[WRITTEN INSTRUCTION]
Exactly repeat all the records below, omitting the images they hold.

++++ THE INPUT ++++

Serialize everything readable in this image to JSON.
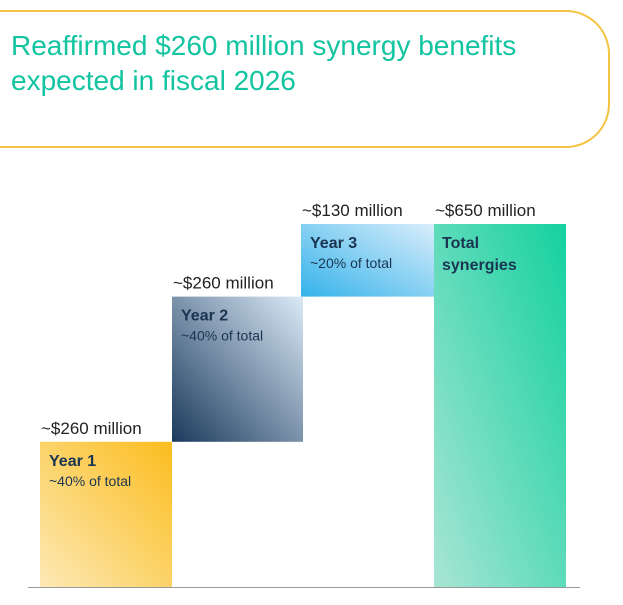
{
  "header": {
    "title_line1": "Reaffirmed $260 million synergy benefits",
    "title_line2": "expected in fiscal 2026"
  },
  "chart_data": {
    "type": "bar",
    "subtype": "waterfall",
    "categories": [
      "Year 1",
      "Year 2",
      "Year 3",
      "Total synergies"
    ],
    "values": [
      260,
      260,
      130,
      650
    ],
    "value_unit": "$ million",
    "value_labels": [
      "~$260 million",
      "~$260 million",
      "~$130 million",
      "~$650 million"
    ],
    "bars": [
      {
        "title": "Year 1",
        "title_lines": [
          "Year 1"
        ],
        "share_label": "~40% of total",
        "value": 260,
        "base": 0,
        "gradient": [
          "#fde9b5",
          "#fbbd1e"
        ]
      },
      {
        "title": "Year 2",
        "title_lines": [
          "Year 2"
        ],
        "share_label": "~40% of total",
        "value": 260,
        "base": 260,
        "gradient": [
          "#dbeaf8",
          "#1b3a5c"
        ]
      },
      {
        "title": "Year 3",
        "title_lines": [
          "Year 3"
        ],
        "share_label": "~20% of total",
        "value": 130,
        "base": 520,
        "gradient": [
          "#daedfb",
          "#34b3ea"
        ]
      },
      {
        "title": "Total synergies",
        "title_lines": [
          "Total",
          "synergies"
        ],
        "share_label": "",
        "value": 650,
        "base": 0,
        "gradient": [
          "#a8e5d4",
          "#14d19f"
        ]
      }
    ],
    "title": "",
    "xlabel": "",
    "ylabel": "",
    "ylim": [
      0,
      650
    ],
    "grid": false,
    "legend": "none"
  },
  "colors": {
    "title_text": "#12c4a0",
    "title_border": "#f5c342",
    "axis_line": "#999999",
    "label_text": "#1a3552"
  }
}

++++

[RESULT OF THIS TASK]
Serialize everything readable in this image to JSON.
{
  "header": {
    "title_line1": "Reaffirmed $260 million synergy benefits",
    "title_line2": "expected in fiscal 2026"
  },
  "chart_data": {
    "type": "bar",
    "subtype": "waterfall",
    "categories": [
      "Year 1",
      "Year 2",
      "Year 3",
      "Total synergies"
    ],
    "values": [
      260,
      260,
      130,
      650
    ],
    "value_unit": "$ million",
    "value_labels": [
      "~$260 million",
      "~$260 million",
      "~$130 million",
      "~$650 million"
    ],
    "bars": [
      {
        "title": "Year 1",
        "title_lines": [
          "Year 1"
        ],
        "share_label": "~40% of total",
        "value": 260,
        "base": 0,
        "gradient": [
          "#fde9b5",
          "#fbbd1e"
        ]
      },
      {
        "title": "Year 2",
        "title_lines": [
          "Year 2"
        ],
        "share_label": "~40% of total",
        "value": 260,
        "base": 260,
        "gradient": [
          "#dbeaf8",
          "#1b3a5c"
        ]
      },
      {
        "title": "Year 3",
        "title_lines": [
          "Year 3"
        ],
        "share_label": "~20% of total",
        "value": 130,
        "base": 520,
        "gradient": [
          "#daedfb",
          "#34b3ea"
        ]
      },
      {
        "title": "Total synergies",
        "title_lines": [
          "Total",
          "synergies"
        ],
        "share_label": "",
        "value": 650,
        "base": 0,
        "gradient": [
          "#a8e5d4",
          "#14d19f"
        ]
      }
    ],
    "title": "",
    "xlabel": "",
    "ylabel": "",
    "ylim": [
      0,
      650
    ],
    "grid": false,
    "legend": "none"
  },
  "colors": {
    "title_text": "#12c4a0",
    "title_border": "#f5c342",
    "axis_line": "#999999",
    "label_text": "#1a3552"
  }
}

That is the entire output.